Start Records provided
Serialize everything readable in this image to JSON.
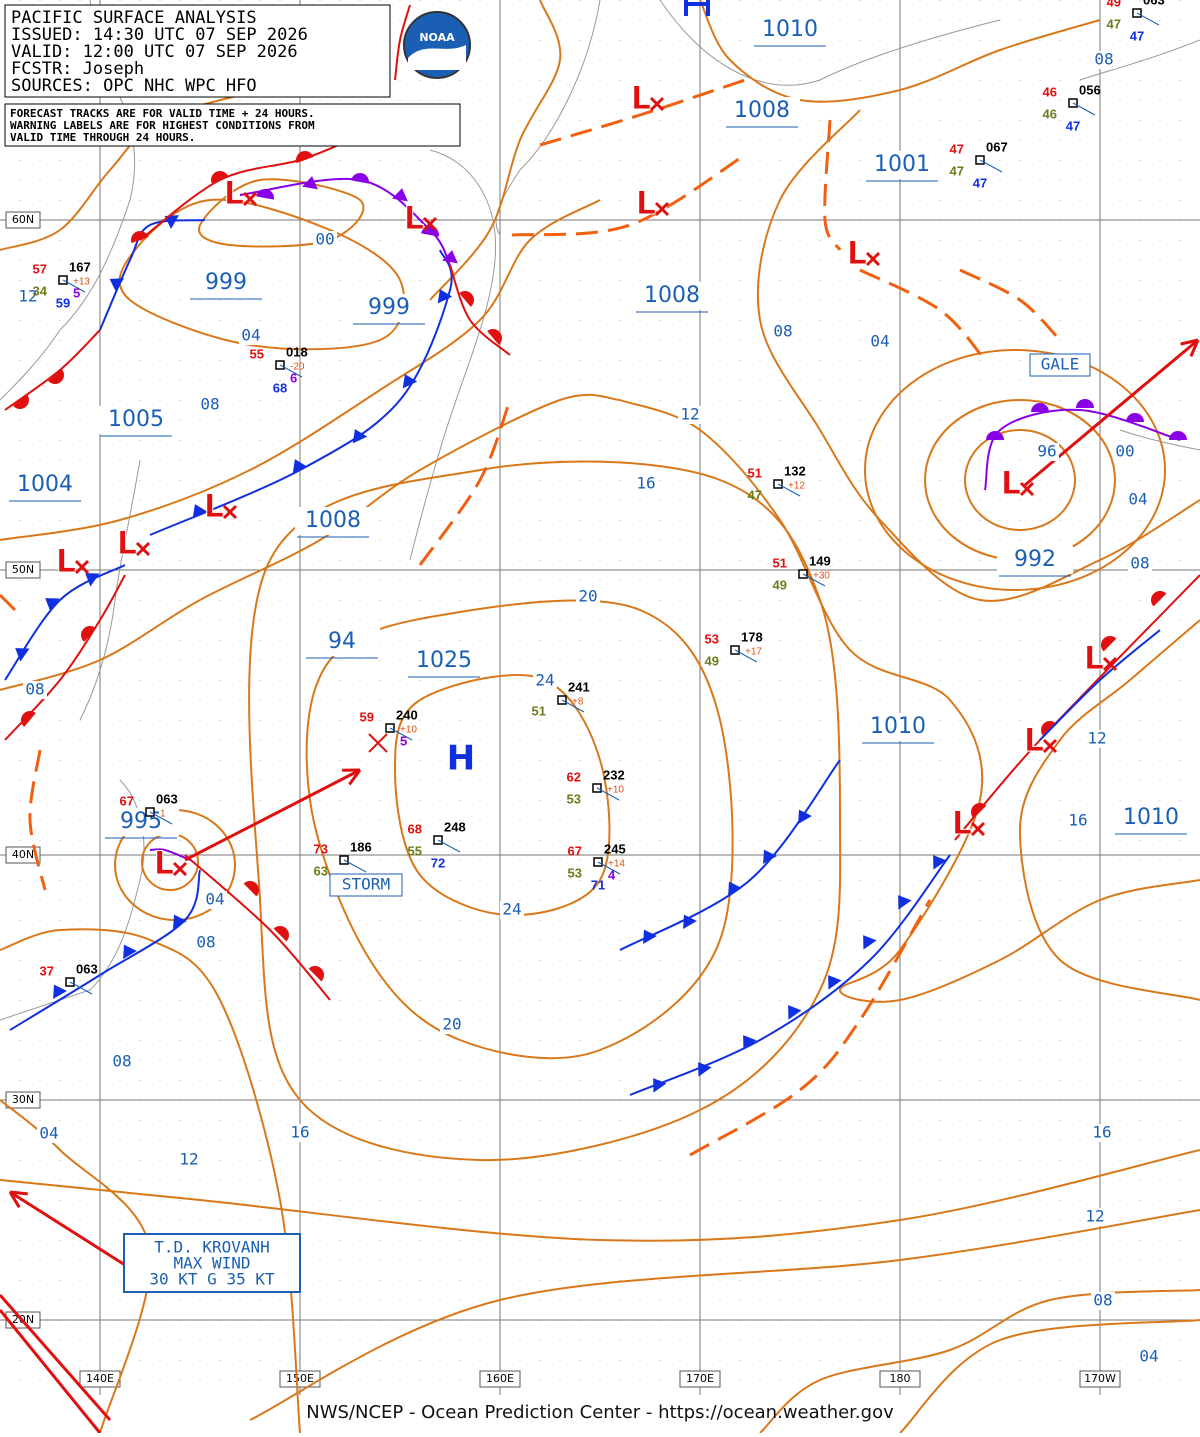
{
  "header": {
    "lines": [
      "PACIFIC SURFACE ANALYSIS",
      "ISSUED: 14:30 UTC 07 SEP 2026",
      "VALID:  12:00 UTC 07 SEP 2026",
      "FCSTR:  Joseph",
      "SOURCES: OPC NHC WPC HFO"
    ]
  },
  "notice": [
    "FORECAST TRACKS ARE FOR VALID TIME + 24 HOURS.",
    "WARNING LABELS ARE FOR HIGHEST CONDITIONS FROM",
    "VALID TIME THROUGH 24 HOURS."
  ],
  "logo": "NOAA",
  "pressure_labels": [
    "1010",
    "1008",
    "1001",
    "999",
    "999",
    "1008",
    "1005",
    "1004",
    "1008",
    "94",
    "1025",
    "992",
    "1010",
    "995",
    "1010"
  ],
  "isobar_labels": [
    "08",
    "00",
    "04",
    "08",
    "12",
    "16",
    "08",
    "04",
    "96",
    "00",
    "04",
    "08",
    "12",
    "20",
    "08",
    "24",
    "24",
    "04",
    "08",
    "12",
    "16",
    "20",
    "08",
    "04",
    "16",
    "12",
    "16",
    "12",
    "08",
    "04"
  ],
  "low_symbol": "L",
  "high_symbol": "H",
  "warnings": [
    "GALE",
    "STORM"
  ],
  "krovanh_box": [
    "T.D. KROVANH",
    "MAX WIND",
    "30 KT G 35 KT"
  ],
  "grid_labels": {
    "lat": [
      "60N",
      "50N",
      "40N",
      "30N",
      "20N"
    ],
    "lon": [
      "140E",
      "150E",
      "160E",
      "170E",
      "180",
      "170W"
    ]
  },
  "stations": [
    {
      "red": "57",
      "black": "167",
      "tendency": "+13",
      "green": "34",
      "purple": "5",
      "blue": "59"
    },
    {
      "red": "55",
      "black": "018",
      "tendency": "-20",
      "purple": "6",
      "blue": "68"
    },
    {
      "red": "51",
      "black": "132",
      "tendency": "+12",
      "green": "47"
    },
    {
      "red": "51",
      "black": "149",
      "tendency": "+30",
      "green": "49"
    },
    {
      "red": "53",
      "black": "178",
      "tendency": "+17",
      "green": "49"
    },
    {
      "black": "241",
      "tendency": "+8",
      "green": "51"
    },
    {
      "red": "59",
      "black": "240",
      "tendency": "+10",
      "purple": "5"
    },
    {
      "red": "62",
      "black": "232",
      "tendency": "+10",
      "green": "53"
    },
    {
      "red": "68",
      "black": "248",
      "green": "55",
      "blue": "72"
    },
    {
      "red": "67",
      "black": "245",
      "tendency": "+14",
      "green": "53",
      "blue": "71",
      "purple": "4"
    },
    {
      "red": "73",
      "black": "186",
      "green": "63"
    },
    {
      "red": "67",
      "black": "063",
      "tendency": "1"
    },
    {
      "red": "37",
      "black": "063"
    },
    {
      "red": "47",
      "black": "067",
      "green": "47",
      "blue": "47"
    },
    {
      "red": "46",
      "black": "056",
      "green": "46",
      "blue": "47"
    },
    {
      "red": "49",
      "black": "063",
      "green": "47",
      "blue": "47"
    }
  ],
  "footer": "NWS/NCEP - Ocean Prediction Center - https://ocean.weather.gov"
}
End Records provided
◆ **Written task**
Write out the entries above word for word. Do not include the pictures.

◆ **Completed exercise**
Serialize everything readable in this image to JSON.
{
  "header": {
    "lines": [
      "PACIFIC SURFACE ANALYSIS",
      "ISSUED: 14:30 UTC 07 SEP 2026",
      "VALID:  12:00 UTC 07 SEP 2026",
      "FCSTR:  Joseph",
      "SOURCES: OPC NHC WPC HFO"
    ]
  },
  "notice": [
    "FORECAST TRACKS ARE FOR VALID TIME + 24 HOURS.",
    "WARNING LABELS ARE FOR HIGHEST CONDITIONS FROM",
    "VALID TIME THROUGH 24 HOURS."
  ],
  "logo": "NOAA",
  "pressure_labels": [
    "1010",
    "1008",
    "1001",
    "999",
    "999",
    "1008",
    "1005",
    "1004",
    "1008",
    "94",
    "1025",
    "992",
    "1010",
    "995",
    "1010"
  ],
  "isobar_labels": [
    "08",
    "00",
    "04",
    "08",
    "12",
    "16",
    "08",
    "04",
    "96",
    "00",
    "04",
    "08",
    "12",
    "20",
    "08",
    "24",
    "24",
    "04",
    "08",
    "12",
    "16",
    "20",
    "08",
    "04",
    "16",
    "12",
    "16",
    "12",
    "08",
    "04"
  ],
  "low_symbol": "L",
  "high_symbol": "H",
  "warnings": [
    "GALE",
    "STORM"
  ],
  "krovanh_box": [
    "T.D. KROVANH",
    "MAX WIND",
    "30 KT G 35 KT"
  ],
  "grid_labels": {
    "lat": [
      "60N",
      "50N",
      "40N",
      "30N",
      "20N"
    ],
    "lon": [
      "140E",
      "150E",
      "160E",
      "170E",
      "180",
      "170W"
    ]
  },
  "stations": [
    {
      "red": "57",
      "black": "167",
      "tendency": "+13",
      "green": "34",
      "purple": "5",
      "blue": "59"
    },
    {
      "red": "55",
      "black": "018",
      "tendency": "-20",
      "purple": "6",
      "blue": "68"
    },
    {
      "red": "51",
      "black": "132",
      "tendency": "+12",
      "green": "47"
    },
    {
      "red": "51",
      "black": "149",
      "tendency": "+30",
      "green": "49"
    },
    {
      "red": "53",
      "black": "178",
      "tendency": "+17",
      "green": "49"
    },
    {
      "black": "241",
      "tendency": "+8",
      "green": "51"
    },
    {
      "red": "59",
      "black": "240",
      "tendency": "+10",
      "purple": "5"
    },
    {
      "red": "62",
      "black": "232",
      "tendency": "+10",
      "green": "53"
    },
    {
      "red": "68",
      "black": "248",
      "green": "55",
      "blue": "72"
    },
    {
      "red": "67",
      "black": "245",
      "tendency": "+14",
      "green": "53",
      "blue": "71",
      "purple": "4"
    },
    {
      "red": "73",
      "black": "186",
      "green": "63"
    },
    {
      "red": "67",
      "black": "063",
      "tendency": "1"
    },
    {
      "red": "37",
      "black": "063"
    },
    {
      "red": "47",
      "black": "067",
      "green": "47",
      "blue": "47"
    },
    {
      "red": "46",
      "black": "056",
      "green": "46",
      "blue": "47"
    },
    {
      "red": "49",
      "black": "063",
      "green": "47",
      "blue": "47"
    }
  ],
  "footer": "NWS/NCEP - Ocean Prediction Center - https://ocean.weather.gov"
}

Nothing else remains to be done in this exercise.